*Extrait*
Pouvez-vous donner des exemples concrets d’actions qui résulteront des travaux de la Commission ?
Oui, dès la rentrée de septembre, nous lancerons plusieurs formats opérationnels conçus pour connecter les entreprises membres à des solutions concrètes issues de l’écosystème tech local, régional et international.
Le premier exemple est le format SpeedTech, que nous avons spécifiquement imaginé pour favoriser des passerelles efficaces entre grandes entreprises et start-up. Concrètement, une entreprise présente ses enjeux ; en face, des start-up pitchent pendant une minute devant les équipes métiers, afin d’identifier des matchings et solutions d’amélioration numérique ou technologique.
Nous organiserons également des visites immersives dans des Tech Labs, incubateurs ou fab labs ; des diagnostics sectoriels réalisés avec des experts membres ; des groupes de travail thématiques. Nous travaillerons main dans la main avec le Ministère du Numérique et participerons à l’implémentation de la stratégie nationale IA, via le Comité dédié. Enfin, nous porterons des plaidoyers structurés auprès du gouvernement, sur les sujets liés à la digitalisation, à l’innovation, à la souveraineté numérique ou à l’impact environnemental et sociétal des technologies.
La finance de l’innovation est un levier clé. Quels dispositifs allez-vous promouvoir en la matière ?
Nous allons travailler avec les équipes de l’Union européenne sur le programme Global Gateway, avec la GIZ, Bpifrance, et d’autres bailleurs ou fonds africains. L’objectif est de cartographier tous les dispositifs existants (subventions, accompagnements, incubations, prêts, cofinancements) et de les rendre lisibles pour nos membres.

Données d'analyse de mise en page
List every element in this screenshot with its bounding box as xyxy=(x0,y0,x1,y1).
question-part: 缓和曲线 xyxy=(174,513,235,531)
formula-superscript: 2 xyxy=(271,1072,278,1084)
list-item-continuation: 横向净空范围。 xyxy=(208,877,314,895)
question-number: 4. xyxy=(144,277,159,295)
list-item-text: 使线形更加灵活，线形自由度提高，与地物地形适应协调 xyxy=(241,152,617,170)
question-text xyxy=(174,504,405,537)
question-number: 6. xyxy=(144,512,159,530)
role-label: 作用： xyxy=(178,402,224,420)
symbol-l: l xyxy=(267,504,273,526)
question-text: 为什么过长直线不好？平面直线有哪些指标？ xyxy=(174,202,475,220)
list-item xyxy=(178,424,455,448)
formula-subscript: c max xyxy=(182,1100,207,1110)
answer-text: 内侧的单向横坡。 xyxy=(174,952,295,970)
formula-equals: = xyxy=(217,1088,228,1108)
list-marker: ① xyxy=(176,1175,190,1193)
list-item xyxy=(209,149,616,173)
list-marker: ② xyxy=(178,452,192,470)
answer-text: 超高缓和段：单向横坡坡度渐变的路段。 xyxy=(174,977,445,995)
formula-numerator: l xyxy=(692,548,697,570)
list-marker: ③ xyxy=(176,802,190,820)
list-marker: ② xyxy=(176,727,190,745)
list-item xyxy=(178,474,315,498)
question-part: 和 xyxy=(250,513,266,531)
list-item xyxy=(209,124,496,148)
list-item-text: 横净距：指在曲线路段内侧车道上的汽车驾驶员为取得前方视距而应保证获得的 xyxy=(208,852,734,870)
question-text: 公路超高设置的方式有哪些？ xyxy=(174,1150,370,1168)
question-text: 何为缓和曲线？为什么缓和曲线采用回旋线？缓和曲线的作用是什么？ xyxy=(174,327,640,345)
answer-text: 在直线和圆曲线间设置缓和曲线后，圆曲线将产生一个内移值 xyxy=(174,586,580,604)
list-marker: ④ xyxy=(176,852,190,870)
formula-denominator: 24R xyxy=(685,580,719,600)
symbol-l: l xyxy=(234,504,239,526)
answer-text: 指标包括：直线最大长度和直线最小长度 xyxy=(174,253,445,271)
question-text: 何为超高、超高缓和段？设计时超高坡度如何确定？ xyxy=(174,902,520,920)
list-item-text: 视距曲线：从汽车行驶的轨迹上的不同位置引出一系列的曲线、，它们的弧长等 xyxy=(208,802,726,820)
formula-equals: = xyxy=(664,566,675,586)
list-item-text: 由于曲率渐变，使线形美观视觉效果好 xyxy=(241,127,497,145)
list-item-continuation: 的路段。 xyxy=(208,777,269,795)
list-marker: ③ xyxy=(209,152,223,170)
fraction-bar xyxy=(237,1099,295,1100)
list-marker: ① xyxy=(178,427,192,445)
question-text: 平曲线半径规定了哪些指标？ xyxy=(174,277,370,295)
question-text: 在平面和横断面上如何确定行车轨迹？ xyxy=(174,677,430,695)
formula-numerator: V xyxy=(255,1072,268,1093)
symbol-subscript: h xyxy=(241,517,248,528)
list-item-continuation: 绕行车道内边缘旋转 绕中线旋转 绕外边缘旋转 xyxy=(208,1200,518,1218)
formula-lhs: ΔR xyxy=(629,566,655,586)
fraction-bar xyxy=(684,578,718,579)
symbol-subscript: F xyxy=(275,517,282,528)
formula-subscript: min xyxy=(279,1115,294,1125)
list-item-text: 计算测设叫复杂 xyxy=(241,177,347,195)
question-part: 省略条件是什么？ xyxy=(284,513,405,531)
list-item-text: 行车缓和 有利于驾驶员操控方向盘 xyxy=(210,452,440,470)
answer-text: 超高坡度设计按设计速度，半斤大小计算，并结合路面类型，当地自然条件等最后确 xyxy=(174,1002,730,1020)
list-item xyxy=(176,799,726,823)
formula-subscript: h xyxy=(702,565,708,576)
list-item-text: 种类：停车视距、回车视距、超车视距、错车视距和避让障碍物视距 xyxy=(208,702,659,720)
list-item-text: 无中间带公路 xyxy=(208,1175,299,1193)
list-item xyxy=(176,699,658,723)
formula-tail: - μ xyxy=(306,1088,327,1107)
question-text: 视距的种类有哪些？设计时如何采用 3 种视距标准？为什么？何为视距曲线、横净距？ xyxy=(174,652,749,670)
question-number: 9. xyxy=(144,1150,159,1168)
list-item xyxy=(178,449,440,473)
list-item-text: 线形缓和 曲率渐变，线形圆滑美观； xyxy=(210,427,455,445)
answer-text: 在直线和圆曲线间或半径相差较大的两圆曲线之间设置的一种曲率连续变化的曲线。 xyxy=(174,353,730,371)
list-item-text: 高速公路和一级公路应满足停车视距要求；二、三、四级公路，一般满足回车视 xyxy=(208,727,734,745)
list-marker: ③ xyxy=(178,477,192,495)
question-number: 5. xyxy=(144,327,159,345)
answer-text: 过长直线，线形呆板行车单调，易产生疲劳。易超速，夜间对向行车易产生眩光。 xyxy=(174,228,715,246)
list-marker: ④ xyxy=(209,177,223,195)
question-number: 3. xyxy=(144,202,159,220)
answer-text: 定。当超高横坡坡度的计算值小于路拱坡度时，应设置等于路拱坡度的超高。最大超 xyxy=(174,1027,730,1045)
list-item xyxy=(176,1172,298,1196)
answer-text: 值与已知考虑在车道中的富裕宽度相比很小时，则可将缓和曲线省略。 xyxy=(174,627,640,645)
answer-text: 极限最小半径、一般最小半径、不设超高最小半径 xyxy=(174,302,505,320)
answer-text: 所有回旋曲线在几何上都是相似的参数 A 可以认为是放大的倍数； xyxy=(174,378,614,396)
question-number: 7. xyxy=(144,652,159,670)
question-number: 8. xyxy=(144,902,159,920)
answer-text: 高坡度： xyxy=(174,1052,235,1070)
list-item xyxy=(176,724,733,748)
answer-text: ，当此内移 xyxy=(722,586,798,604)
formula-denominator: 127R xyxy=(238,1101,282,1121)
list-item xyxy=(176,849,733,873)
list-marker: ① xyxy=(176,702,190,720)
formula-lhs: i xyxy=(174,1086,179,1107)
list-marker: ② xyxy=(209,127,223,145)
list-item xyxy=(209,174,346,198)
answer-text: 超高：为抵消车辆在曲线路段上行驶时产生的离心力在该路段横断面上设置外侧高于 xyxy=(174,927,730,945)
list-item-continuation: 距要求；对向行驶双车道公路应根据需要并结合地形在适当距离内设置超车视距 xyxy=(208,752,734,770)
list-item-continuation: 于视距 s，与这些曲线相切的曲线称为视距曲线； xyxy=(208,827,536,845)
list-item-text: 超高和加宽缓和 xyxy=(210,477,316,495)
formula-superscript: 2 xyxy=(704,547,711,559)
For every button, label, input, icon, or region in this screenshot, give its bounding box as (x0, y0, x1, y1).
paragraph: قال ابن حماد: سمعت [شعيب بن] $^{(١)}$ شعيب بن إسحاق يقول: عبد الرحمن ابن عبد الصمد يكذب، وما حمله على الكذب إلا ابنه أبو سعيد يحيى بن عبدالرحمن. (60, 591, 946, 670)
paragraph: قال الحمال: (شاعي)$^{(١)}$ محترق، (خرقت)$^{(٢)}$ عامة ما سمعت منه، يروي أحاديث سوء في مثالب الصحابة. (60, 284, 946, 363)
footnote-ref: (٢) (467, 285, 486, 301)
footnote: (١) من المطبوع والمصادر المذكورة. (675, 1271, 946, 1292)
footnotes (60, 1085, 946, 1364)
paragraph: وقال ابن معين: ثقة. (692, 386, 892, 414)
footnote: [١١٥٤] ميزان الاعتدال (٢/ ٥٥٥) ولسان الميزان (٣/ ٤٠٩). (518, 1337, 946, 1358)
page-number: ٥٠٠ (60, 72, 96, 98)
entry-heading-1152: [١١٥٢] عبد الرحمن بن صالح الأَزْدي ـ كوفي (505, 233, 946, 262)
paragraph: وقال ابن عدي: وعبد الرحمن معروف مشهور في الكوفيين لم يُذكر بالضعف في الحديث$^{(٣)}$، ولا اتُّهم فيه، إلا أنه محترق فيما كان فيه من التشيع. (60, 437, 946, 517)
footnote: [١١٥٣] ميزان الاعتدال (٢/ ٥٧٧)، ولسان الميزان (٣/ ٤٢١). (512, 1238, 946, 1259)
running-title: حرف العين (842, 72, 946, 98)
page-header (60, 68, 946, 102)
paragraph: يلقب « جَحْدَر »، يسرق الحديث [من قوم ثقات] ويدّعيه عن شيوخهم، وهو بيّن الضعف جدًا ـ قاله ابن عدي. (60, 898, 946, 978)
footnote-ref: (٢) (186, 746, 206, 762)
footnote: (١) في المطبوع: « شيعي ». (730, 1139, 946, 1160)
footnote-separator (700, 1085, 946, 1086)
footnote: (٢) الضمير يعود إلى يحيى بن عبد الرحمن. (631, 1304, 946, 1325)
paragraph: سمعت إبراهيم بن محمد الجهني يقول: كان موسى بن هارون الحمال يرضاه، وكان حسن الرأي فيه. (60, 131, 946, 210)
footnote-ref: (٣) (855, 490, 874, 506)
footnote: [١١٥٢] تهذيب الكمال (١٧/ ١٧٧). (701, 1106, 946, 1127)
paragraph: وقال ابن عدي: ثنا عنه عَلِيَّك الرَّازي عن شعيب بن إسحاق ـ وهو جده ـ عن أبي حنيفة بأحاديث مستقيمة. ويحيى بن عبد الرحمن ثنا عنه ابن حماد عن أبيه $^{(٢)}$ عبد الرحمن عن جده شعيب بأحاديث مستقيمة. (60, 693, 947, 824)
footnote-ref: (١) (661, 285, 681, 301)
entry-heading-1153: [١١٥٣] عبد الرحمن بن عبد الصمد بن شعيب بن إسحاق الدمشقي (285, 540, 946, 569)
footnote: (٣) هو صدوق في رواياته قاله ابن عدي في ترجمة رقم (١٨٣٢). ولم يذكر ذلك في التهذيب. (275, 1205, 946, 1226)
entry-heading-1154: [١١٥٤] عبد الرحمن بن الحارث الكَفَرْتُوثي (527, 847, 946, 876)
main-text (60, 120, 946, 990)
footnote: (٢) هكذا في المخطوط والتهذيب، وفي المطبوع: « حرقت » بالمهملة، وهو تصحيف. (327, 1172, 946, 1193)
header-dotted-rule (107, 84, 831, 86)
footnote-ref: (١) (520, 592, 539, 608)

*Parties de l'exercice*
[1] Dans l'entretien sur la Commission, pendant combien de temps les start-up pitchent-elles dans le format SpeedTech ?
[2] Reprenez l'entretien sur la Commission après sa dernière phrase, dans la suite de la réponse sur la finance de l'innovation.
Ces données forment un matériau à part, indépendant de l'extrait.

*Réponses à l'exercice*
[1] Elles pitchent pendant une minute.

[2]
Nous organiserons aussi des masterclass sur la levée de fonds, les critères ESG, l’intégration de l’IA dans les dossiers d’innovation, ou encore le montage de projets collaboratifs entre entreprises et start-up.
La commission se veut un pôle stratégique sur les enjeux durables et technologiques. Comment comptez-vous agir sur la GreenTech et l’AgroTech ?
Nous pensons que l’innovation ne doit pas être déconnectée des réalités écologiques et agricoles. L’AgroTech, la GreenTech ou la CleanTech sont des terrains de convergence entre la durabilité, la performance et la souveraineté.
Nous allons identifier des champions locaux dans ces domaines, les mettre en réseau avec les membres Eurocham, et accompagner les entreprises dans leurs stratégies de transition (traçabilité, réduction carbone, agriculture intelligente, digitalisation des filières).
En tant que présidente, quelle est votre vision pour faire de cette commission un catalyseur d’intelligence collective et d’influence ?
Ma vision est claire : faire de la Commission Eurotech un levier de transformation, de cohésion et de rayonnement pour les entreprises membres et leur écosystème.
Nous sommes dans un moment charnière. L’Afrique doit non seulement rattraper certains retards, mais aussi prendre une longueur d’avance sur des enjeux structurants comme l’IA, les données, la cybersécurité, la souveraineté technologique ou la durabilité.
Cela passera par une approche collective visant à rassembler les grandes entreprises, les experts, les jeunes talents ; concrète proposant des solutions applicables et adaptables ; et stratégique, ancrée dans les réalités locales tout en gardant une ouverture régionale et internationale.
Je crois profondément en la force du réseau, de la transmission et de la coopération.
Et encore une fois, je remercie chaleureusement le Président d’Eurocham pour sa vision et son soutien à cette Commission, qui est là pour penser et bâtir l’avenir technologique de nos entreprises, avec ambition, responsabilité et cohérence.